▶ [Short problem]: Copy the listing verbatim, excluding any images found in it.

▶ [Entries]:
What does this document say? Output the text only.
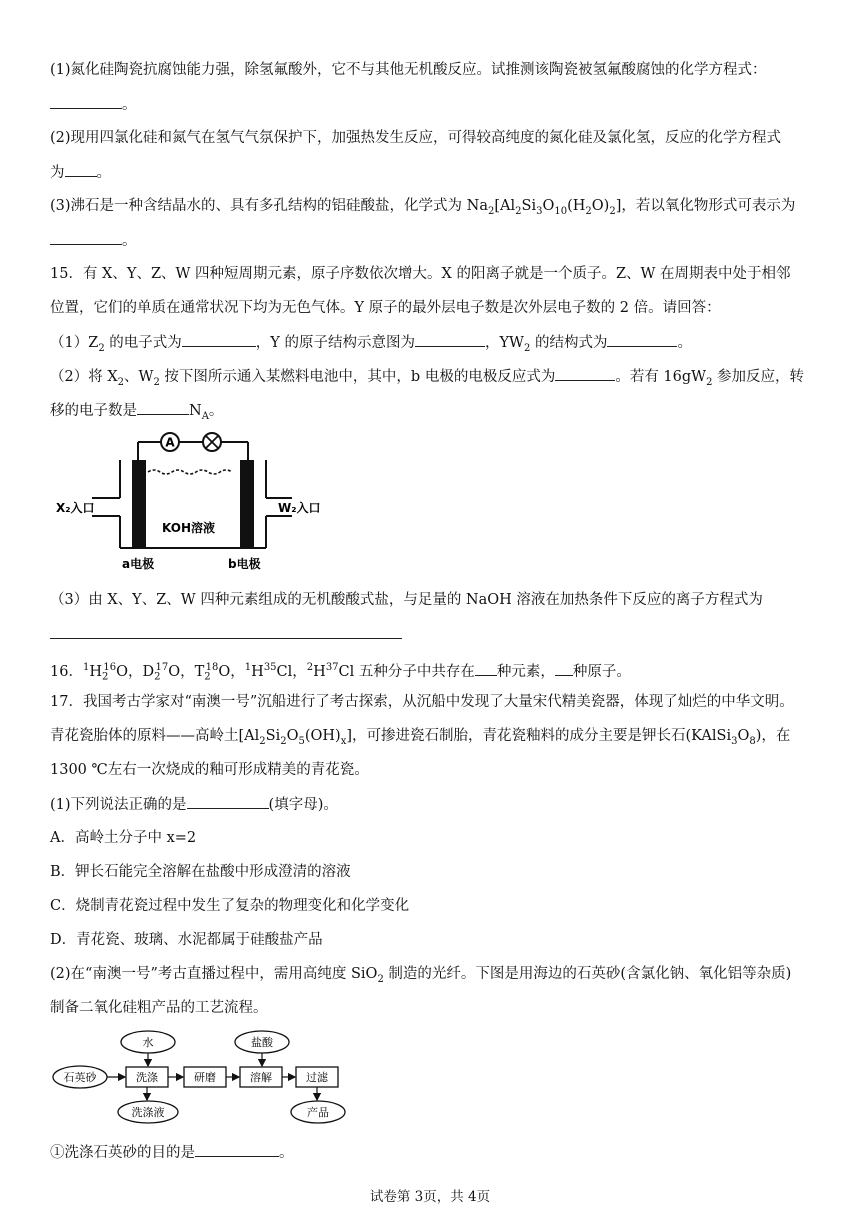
(1)氮化硅陶瓷抗腐蚀能力强，除氢氟酸外，它不与其他无机酸反应。试推测该陶瓷被氢氟酸腐蚀的化学方程式：
。
(2)现用四氯化硅和氮气在氢气气氛保护下，加强热发生反应，可得较高纯度的氮化硅及氯化氢，反应的化学方程式
为 。
(3)沸石是一种含结晶水的、具有多孔结构的铝硅酸盐，化学式为 $Na_2[Al_2Si_3O_{10}(H_2O)_2]$，若以氧化物形式可表示为
。
15．有 X、Y、Z、W 四种短周期元素，原子序数依次增大。X 的阳离子就是一个质子。Z、W 在周期表中处于相邻
位置，它们的单质在通常状况下均为无色气体。Y 原子的最外层电子数是次外层电子数的 2 倍。请回答：
$(1)Z_2$ 的电子式为	，Y 的原子结构示意图为	，$YW_2$ 的结构式为	。
（2）将 $X_2$、$W_2$ 按下图所示通入某燃料电池中，其中，b 电极的电极反应式为	。若有 $16gW_2$ 参加反应，转
移的电子数是	$N_A$。
A
X₂入口	W₂入口
KOH溶液
a电极	b电极
（3）由 X、Y、Z、W 四种元素组成的无机酸酸式盐，与足量的 NaOH 溶液在加热条件下反应的离子方程式为
16．$^1H_2^{16}O$，$D_2^{17}O$，$T_2^{18}O$，$^1H^{35}Cl$，$^2H^{37}Cl$ 五种分子中共存在 种元素， 种原子。
17．我国考古学家对“南澳一号”沉船进行了考古探索，从沉船中发现了大量宋代精美瓷器，体现了灿烂的中华文明。
青花瓷胎体的原料——高岭土$[Al_2Si_2O_5(OH)_x]$，可掺进瓷石制胎，青花瓷釉料的成分主要是钾长石$(KAlSi_3O_8)$，在
1300 ℃左右一次烧成的釉可形成精美的青花瓷。
(1)下列说法正确的是	(填字母)。
A．高岭土分子中 x=2
B．钾长石能完全溶解在盐酸中形成澄清的溶液
C．烧制青花瓷过程中发生了复杂的物理变化和化学变化
D．青花瓷、玻璃、水泥都属于硅酸盐产品
(2)在“南澳一号”考古直播过程中，需用高纯度 SiO$_2$ 制造的光纤。下图是用海边的石英砂(含氯化钠、氧化铝等杂质)
制备二氧化硅粗产品的工艺流程。
水	盐酸
石英砂	洗涤	研磨	溶解	过滤
洗涤液	产品
①洗涤石英砂的目的是	。
试卷第 3页，共 4页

▶ [Solution]:
What does this document say? Output the text only.
(1)氮化硅陶瓷抗腐蚀能力强，除氢氟酸外，它不与其他无机酸反应。试推测该陶瓷被氢氟酸腐蚀的化学方程式：
。
(2)现用四氯化硅和氮气在氢气气氛保护下，加强热发生反应，可得较高纯度的氮化硅及氯化氢，反应的化学方程式
为 。
(3)沸石是一种含结晶水的、具有多孔结构的铝硅酸盐，化学式为 $Na_2[Al_2Si_3O_{10}(H_2O)_2]$，若以氧化物形式可表示为
。
15．有 X、Y、Z、W 四种短周期元素，原子序数依次增大。X 的阳离子就是一个质子。Z、W 在周期表中处于相邻
位置，它们的单质在通常状况下均为无色气体。Y 原子的最外层电子数是次外层电子数的 2 倍。请回答：
$(1)Z_2$ 的电子式为	，Y 的原子结构示意图为	，$YW_2$ 的结构式为	。
（2）将 $X_2$、$W_2$ 按下图所示通入某燃料电池中，其中，b 电极的电极反应式为	。若有 $16gW_2$ 参加反应，转
移的电子数是	$N_A$。
A
X₂入口	W₂入口
KOH溶液
a电极	b电极
（3）由 X、Y、Z、W 四种元素组成的无机酸酸式盐，与足量的 NaOH 溶液在加热条件下反应的离子方程式为
16．$^1H_2^{16}O$，$D_2^{17}O$，$T_2^{18}O$，$^1H^{35}Cl$，$^2H^{37}Cl$ 五种分子中共存在 种元素， 种原子。
17．我国考古学家对“南澳一号”沉船进行了考古探索，从沉船中发现了大量宋代精美瓷器，体现了灿烂的中华文明。
青花瓷胎体的原料——高岭土$[Al_2Si_2O_5(OH)_x]$，可掺进瓷石制胎，青花瓷釉料的成分主要是钾长石$(KAlSi_3O_8)$，在
1300 ℃左右一次烧成的釉可形成精美的青花瓷。
(1)下列说法正确的是	(填字母)。
A．高岭土分子中 x=2
B．钾长石能完全溶解在盐酸中形成澄清的溶液
C．烧制青花瓷过程中发生了复杂的物理变化和化学变化
D．青花瓷、玻璃、水泥都属于硅酸盐产品
(2)在“南澳一号”考古直播过程中，需用高纯度 SiO$_2$ 制造的光纤。下图是用海边的石英砂(含氯化钠、氧化铝等杂质)
制备二氧化硅粗产品的工艺流程。
水	盐酸
石英砂	洗涤	研磨	溶解	过滤
洗涤液	产品
①洗涤石英砂的目的是	。
试卷第 3页，共 4页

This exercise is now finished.